REQUEST: Which lines hold the string "Officiers"? Copy every one of them.

RAW RECORDS:
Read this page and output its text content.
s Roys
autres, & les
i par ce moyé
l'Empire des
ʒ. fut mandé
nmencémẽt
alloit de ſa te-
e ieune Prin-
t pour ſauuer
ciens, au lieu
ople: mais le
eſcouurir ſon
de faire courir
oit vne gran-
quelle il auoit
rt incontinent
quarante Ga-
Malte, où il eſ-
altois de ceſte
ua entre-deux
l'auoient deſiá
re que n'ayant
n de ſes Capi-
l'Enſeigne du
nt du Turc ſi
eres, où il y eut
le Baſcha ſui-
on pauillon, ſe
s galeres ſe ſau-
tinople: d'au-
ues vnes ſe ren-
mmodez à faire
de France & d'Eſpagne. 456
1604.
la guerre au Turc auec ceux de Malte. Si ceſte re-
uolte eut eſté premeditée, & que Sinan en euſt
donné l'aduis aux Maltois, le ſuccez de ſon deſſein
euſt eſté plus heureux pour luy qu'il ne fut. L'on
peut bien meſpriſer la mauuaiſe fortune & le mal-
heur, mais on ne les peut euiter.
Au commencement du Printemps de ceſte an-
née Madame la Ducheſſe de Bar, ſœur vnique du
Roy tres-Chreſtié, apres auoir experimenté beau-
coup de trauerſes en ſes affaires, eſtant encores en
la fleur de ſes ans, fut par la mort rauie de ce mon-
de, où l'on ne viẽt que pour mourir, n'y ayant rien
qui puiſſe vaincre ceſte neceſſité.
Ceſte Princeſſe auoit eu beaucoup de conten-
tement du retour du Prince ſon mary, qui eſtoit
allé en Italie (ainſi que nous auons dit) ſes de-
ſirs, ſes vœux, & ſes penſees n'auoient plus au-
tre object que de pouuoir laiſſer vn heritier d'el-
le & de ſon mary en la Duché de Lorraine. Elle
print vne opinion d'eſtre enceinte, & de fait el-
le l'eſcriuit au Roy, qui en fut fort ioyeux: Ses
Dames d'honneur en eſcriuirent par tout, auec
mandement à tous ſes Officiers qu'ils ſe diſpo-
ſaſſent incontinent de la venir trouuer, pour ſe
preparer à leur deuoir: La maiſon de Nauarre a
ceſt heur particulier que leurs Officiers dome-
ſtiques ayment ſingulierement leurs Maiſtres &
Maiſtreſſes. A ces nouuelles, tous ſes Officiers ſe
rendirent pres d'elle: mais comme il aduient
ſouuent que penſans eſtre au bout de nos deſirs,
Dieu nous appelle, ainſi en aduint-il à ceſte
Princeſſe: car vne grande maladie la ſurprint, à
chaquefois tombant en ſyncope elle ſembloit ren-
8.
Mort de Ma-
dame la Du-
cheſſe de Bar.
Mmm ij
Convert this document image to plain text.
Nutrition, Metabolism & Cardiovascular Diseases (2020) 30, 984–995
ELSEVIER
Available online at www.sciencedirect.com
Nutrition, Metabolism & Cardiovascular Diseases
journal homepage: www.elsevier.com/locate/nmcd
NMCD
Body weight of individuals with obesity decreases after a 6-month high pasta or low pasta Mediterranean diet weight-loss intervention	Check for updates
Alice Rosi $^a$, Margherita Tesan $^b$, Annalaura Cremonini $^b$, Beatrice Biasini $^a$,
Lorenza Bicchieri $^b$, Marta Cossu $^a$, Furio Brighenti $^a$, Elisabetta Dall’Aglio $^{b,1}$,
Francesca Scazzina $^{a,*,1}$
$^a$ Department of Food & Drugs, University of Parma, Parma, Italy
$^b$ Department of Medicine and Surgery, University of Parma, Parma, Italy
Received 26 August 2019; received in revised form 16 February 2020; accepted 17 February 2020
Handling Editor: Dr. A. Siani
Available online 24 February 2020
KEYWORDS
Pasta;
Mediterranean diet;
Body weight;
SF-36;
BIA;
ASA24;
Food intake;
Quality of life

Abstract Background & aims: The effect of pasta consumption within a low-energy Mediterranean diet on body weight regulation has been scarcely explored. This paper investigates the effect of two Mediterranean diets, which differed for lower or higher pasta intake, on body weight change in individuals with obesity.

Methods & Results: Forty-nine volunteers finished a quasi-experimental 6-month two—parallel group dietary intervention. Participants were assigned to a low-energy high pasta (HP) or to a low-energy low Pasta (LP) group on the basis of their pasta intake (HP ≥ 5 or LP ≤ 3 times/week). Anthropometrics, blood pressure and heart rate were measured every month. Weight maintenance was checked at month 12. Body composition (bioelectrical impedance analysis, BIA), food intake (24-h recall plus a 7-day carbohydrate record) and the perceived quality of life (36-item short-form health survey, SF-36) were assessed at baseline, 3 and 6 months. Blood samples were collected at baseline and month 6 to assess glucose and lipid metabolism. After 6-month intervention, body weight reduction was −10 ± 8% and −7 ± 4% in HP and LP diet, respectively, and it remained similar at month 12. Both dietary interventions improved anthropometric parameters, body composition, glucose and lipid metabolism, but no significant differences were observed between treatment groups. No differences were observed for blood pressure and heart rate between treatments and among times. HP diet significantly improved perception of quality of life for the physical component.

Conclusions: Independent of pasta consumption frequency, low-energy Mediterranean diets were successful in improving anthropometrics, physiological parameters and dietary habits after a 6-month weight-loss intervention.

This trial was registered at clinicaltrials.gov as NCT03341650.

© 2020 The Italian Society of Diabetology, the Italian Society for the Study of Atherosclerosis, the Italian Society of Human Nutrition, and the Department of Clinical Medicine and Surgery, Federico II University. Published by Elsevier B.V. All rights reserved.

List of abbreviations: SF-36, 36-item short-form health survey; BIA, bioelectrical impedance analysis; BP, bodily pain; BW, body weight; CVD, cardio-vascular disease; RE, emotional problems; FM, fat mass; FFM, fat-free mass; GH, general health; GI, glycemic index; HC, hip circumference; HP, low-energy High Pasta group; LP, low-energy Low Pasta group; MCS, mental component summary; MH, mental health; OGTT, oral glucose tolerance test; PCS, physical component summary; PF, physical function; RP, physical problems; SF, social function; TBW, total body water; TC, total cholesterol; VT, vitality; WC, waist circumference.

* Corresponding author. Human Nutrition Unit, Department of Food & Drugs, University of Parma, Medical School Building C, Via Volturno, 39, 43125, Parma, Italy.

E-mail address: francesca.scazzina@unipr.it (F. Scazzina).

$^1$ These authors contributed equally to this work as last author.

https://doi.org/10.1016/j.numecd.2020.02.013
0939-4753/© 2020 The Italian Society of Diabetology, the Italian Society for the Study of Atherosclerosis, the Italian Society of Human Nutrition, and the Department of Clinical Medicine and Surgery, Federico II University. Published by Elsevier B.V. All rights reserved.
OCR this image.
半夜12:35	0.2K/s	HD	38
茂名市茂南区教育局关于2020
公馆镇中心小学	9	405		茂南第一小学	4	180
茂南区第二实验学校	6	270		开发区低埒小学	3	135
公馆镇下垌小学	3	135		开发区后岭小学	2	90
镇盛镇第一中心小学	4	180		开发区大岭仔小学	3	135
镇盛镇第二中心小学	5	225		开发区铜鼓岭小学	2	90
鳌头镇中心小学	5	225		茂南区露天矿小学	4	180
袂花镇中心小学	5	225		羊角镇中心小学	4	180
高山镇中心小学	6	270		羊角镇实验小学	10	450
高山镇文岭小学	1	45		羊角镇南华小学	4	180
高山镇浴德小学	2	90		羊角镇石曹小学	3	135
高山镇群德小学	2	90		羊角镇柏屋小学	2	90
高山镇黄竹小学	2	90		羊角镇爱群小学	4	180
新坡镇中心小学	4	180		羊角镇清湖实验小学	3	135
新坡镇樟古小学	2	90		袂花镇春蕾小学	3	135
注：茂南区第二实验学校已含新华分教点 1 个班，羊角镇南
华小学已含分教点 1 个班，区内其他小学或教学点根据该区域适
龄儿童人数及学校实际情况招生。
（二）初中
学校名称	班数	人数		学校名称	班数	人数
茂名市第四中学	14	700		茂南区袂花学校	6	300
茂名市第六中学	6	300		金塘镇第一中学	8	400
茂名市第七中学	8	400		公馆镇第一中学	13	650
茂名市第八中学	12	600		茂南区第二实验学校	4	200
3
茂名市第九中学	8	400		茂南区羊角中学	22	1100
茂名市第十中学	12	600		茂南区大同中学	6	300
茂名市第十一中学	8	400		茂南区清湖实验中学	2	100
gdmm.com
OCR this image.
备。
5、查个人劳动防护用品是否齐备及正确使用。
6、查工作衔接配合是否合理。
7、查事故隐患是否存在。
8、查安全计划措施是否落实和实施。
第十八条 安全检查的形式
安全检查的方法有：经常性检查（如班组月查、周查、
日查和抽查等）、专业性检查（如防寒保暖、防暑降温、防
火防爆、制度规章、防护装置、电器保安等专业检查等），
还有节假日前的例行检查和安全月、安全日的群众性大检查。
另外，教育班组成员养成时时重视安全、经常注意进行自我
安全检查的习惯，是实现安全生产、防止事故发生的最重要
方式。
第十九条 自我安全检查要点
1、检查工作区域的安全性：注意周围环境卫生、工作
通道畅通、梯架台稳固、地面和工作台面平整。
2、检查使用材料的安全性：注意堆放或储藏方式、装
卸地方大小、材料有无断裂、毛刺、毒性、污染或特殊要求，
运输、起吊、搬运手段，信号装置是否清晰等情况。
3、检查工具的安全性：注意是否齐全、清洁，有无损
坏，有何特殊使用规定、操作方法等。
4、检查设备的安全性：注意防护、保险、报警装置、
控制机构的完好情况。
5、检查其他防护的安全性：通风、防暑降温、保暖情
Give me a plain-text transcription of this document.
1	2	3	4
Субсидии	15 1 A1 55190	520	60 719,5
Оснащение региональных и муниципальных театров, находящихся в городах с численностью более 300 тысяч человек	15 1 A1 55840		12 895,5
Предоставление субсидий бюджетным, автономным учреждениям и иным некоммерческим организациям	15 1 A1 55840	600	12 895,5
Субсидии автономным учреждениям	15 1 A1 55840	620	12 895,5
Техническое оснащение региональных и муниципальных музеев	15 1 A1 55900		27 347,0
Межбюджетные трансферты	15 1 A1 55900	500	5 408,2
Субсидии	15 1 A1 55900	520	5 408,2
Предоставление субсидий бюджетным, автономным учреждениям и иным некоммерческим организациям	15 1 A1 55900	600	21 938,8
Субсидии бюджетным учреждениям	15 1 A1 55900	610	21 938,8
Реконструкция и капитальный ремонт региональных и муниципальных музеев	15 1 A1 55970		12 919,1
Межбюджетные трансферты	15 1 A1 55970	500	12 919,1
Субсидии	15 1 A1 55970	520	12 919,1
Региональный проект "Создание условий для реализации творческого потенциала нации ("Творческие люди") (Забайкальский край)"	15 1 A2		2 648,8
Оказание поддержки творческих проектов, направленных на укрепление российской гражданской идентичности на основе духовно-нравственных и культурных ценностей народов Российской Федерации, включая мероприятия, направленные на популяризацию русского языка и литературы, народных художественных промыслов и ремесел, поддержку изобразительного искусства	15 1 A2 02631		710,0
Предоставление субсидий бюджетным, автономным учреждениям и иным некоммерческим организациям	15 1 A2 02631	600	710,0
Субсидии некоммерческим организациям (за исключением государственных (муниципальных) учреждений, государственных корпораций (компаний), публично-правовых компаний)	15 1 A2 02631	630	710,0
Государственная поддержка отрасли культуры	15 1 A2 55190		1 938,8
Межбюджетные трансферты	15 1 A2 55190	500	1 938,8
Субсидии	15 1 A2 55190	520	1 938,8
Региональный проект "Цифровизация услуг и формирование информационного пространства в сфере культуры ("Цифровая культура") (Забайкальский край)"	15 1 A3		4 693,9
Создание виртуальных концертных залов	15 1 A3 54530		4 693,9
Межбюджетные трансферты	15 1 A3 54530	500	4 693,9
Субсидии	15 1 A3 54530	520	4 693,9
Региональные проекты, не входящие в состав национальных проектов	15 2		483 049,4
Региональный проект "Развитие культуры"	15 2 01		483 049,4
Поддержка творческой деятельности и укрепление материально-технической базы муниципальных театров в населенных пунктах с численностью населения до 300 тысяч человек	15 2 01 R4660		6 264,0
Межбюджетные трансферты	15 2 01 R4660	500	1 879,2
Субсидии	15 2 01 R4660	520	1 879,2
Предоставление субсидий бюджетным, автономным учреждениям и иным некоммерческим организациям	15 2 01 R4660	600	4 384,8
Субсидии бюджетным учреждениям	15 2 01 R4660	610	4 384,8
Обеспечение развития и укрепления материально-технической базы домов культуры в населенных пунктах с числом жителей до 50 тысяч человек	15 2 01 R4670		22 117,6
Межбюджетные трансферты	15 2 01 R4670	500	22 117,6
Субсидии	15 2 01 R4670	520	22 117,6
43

WRITTEN RESPONSE:
mandement à tous ſes Officiers qu'ils ſe diſpo-
ceſt heur particulier que leurs Officiers dome-
Maiſtreſſes. A ces nouuelles, tous ſes Officiers ſe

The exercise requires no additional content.